<<<<
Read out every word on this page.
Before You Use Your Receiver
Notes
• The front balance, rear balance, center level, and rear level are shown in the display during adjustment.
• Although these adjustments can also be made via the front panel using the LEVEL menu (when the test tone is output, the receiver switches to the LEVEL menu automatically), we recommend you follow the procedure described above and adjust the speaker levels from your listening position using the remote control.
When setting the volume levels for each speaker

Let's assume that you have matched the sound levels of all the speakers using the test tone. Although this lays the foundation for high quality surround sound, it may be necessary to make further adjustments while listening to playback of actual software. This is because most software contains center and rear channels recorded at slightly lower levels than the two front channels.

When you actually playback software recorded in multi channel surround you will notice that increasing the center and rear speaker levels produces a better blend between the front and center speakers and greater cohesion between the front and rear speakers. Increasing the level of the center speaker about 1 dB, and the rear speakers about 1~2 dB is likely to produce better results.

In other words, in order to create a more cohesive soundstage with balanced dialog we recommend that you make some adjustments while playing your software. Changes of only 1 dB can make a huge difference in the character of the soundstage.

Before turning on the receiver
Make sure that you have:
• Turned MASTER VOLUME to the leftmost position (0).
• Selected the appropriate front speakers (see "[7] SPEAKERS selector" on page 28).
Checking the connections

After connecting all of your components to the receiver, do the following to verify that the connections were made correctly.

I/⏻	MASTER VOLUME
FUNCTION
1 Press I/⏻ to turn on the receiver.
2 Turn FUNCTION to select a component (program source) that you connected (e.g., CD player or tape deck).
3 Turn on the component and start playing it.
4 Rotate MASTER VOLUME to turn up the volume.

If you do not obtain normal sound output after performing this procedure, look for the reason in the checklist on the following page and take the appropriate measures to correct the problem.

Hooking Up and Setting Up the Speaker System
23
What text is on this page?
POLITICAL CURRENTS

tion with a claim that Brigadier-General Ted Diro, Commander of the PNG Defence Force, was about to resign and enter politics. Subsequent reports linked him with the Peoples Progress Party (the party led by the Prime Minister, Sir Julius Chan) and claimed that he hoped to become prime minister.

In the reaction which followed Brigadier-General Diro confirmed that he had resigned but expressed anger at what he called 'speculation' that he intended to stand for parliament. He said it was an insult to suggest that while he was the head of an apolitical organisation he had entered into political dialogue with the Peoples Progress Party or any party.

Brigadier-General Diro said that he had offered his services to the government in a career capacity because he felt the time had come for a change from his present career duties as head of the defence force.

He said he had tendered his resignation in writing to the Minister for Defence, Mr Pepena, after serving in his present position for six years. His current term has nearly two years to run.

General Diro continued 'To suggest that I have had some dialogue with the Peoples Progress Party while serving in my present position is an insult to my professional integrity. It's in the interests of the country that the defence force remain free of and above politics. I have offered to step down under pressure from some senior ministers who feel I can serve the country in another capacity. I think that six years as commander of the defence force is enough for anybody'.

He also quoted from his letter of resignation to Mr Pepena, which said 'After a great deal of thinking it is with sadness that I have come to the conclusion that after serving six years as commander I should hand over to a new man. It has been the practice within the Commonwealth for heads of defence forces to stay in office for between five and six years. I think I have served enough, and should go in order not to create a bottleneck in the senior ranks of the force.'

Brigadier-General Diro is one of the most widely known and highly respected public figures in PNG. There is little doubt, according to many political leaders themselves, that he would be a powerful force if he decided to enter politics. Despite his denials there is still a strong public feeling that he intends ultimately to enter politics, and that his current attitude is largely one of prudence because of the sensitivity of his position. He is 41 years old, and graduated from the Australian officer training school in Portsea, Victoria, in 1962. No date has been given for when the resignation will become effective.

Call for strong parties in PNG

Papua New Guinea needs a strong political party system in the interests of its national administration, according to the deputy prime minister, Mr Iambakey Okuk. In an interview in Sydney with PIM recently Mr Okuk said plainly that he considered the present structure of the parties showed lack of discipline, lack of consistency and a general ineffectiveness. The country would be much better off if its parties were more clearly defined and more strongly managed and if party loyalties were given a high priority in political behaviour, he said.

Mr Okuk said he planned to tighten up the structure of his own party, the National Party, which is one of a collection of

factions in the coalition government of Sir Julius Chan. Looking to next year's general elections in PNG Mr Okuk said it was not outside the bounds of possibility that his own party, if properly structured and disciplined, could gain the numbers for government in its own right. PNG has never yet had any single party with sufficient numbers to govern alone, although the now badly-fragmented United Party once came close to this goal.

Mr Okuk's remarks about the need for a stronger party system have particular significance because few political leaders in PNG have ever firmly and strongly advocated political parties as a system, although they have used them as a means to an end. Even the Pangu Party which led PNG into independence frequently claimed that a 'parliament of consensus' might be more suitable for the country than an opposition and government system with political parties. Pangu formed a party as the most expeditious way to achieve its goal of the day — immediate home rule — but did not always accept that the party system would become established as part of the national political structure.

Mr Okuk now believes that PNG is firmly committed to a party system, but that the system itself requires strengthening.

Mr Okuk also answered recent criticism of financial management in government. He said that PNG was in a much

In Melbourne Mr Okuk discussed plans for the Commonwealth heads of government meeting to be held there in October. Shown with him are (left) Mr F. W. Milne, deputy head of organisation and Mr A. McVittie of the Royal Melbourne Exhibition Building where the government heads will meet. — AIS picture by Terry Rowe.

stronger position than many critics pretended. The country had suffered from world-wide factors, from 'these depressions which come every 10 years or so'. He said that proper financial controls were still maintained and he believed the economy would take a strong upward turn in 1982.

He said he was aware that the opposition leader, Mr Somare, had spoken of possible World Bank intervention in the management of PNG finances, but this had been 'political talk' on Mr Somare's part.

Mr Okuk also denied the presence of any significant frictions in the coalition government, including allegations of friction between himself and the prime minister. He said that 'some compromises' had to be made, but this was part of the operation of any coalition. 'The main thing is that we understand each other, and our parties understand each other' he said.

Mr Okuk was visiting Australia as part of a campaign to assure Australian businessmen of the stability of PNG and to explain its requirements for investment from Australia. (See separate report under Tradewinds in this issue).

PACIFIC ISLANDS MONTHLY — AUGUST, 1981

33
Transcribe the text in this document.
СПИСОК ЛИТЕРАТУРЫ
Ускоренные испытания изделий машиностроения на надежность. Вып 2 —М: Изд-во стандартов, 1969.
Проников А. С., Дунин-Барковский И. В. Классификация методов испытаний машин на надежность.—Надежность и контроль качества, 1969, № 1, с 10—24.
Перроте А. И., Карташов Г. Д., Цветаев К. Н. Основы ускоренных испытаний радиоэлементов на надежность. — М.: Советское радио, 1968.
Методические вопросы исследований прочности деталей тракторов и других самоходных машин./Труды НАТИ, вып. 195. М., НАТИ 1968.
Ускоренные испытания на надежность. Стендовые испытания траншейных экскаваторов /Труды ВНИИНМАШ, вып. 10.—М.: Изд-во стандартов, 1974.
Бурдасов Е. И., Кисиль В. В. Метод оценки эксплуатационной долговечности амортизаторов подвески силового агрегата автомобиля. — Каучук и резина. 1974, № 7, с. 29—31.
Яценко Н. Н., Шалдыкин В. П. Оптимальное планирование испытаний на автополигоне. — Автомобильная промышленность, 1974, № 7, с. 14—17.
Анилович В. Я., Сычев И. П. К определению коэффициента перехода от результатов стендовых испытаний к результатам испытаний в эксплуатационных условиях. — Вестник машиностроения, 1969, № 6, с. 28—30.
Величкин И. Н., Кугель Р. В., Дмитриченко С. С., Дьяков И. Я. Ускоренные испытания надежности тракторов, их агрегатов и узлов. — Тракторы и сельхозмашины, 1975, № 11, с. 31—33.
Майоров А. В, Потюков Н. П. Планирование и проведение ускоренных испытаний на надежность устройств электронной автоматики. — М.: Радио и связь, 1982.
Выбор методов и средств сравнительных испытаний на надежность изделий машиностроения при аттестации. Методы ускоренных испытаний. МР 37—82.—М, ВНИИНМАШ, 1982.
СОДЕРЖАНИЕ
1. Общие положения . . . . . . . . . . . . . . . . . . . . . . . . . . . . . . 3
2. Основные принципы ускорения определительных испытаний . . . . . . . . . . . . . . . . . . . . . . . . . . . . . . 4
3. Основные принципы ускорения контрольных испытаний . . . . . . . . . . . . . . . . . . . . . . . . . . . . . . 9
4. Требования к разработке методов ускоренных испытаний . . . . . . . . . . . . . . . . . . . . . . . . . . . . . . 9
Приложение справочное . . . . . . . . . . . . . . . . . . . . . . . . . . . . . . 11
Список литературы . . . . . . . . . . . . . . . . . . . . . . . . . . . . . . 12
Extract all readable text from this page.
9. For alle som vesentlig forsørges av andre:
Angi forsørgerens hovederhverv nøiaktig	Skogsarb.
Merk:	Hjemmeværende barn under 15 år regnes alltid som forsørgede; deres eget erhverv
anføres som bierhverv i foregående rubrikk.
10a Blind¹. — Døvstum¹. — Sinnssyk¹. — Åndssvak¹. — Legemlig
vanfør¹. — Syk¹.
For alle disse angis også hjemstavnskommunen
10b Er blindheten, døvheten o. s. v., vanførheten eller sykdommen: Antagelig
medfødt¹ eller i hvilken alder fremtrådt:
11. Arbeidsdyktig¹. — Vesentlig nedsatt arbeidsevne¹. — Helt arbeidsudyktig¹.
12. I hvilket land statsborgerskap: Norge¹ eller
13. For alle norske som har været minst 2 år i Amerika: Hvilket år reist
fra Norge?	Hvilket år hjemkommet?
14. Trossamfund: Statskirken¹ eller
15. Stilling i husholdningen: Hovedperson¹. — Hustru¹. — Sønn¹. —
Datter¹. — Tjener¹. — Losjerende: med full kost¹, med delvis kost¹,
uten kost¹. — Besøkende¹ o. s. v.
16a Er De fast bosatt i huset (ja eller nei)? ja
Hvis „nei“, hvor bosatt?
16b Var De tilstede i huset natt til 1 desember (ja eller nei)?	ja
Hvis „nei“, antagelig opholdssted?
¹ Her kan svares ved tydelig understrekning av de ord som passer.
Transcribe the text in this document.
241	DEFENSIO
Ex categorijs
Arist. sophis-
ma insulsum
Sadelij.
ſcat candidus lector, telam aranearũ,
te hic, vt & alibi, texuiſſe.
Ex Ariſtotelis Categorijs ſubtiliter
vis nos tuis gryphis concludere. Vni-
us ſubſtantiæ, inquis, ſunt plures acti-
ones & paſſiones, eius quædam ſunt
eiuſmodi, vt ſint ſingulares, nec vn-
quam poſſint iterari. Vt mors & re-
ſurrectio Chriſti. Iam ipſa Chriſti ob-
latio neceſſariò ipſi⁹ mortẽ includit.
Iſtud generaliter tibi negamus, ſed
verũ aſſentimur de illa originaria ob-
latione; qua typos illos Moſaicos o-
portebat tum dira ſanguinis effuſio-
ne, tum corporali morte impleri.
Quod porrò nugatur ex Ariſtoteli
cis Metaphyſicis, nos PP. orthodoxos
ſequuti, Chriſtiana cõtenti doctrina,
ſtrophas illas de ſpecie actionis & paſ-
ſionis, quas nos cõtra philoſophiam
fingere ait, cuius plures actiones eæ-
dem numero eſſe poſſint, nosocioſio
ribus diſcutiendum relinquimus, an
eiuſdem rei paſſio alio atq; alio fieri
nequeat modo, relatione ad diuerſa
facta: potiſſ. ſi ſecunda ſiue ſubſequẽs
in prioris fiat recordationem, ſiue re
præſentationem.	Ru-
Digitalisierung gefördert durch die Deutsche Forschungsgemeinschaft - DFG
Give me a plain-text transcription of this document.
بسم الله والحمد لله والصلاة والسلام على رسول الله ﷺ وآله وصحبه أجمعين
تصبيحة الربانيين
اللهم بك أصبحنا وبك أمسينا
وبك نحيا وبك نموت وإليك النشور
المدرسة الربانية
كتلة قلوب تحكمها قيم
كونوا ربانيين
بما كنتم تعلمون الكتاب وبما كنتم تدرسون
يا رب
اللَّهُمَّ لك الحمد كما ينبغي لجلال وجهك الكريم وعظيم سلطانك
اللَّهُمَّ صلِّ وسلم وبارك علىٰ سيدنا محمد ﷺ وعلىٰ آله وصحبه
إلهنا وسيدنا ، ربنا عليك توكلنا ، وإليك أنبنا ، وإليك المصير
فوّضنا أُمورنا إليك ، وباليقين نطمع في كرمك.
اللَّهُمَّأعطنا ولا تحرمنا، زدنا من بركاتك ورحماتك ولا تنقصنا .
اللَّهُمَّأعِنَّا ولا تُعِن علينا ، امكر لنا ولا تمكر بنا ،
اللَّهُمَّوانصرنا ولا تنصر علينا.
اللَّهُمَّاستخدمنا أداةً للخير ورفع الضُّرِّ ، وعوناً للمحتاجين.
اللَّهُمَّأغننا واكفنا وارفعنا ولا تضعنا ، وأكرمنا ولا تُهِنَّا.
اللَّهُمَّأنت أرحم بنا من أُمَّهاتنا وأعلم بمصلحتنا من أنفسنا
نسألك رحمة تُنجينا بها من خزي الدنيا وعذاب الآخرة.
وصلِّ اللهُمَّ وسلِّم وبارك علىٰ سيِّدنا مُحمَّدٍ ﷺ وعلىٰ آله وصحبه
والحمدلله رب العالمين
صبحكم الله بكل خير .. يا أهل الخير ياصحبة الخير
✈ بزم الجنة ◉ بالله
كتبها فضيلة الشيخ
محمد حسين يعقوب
>>>>
• **DIRECTIONS**: Gather each line of the listing that holds the string "following".

• **IN RESPONSE**:
After connecting all of your components to the receiver, do the following to verify that the connections were made correctly.
If you do not obtain normal sound output after performing this procedure, look for the reason in the checklist on the following page and take the appropriate measures to correct the problem.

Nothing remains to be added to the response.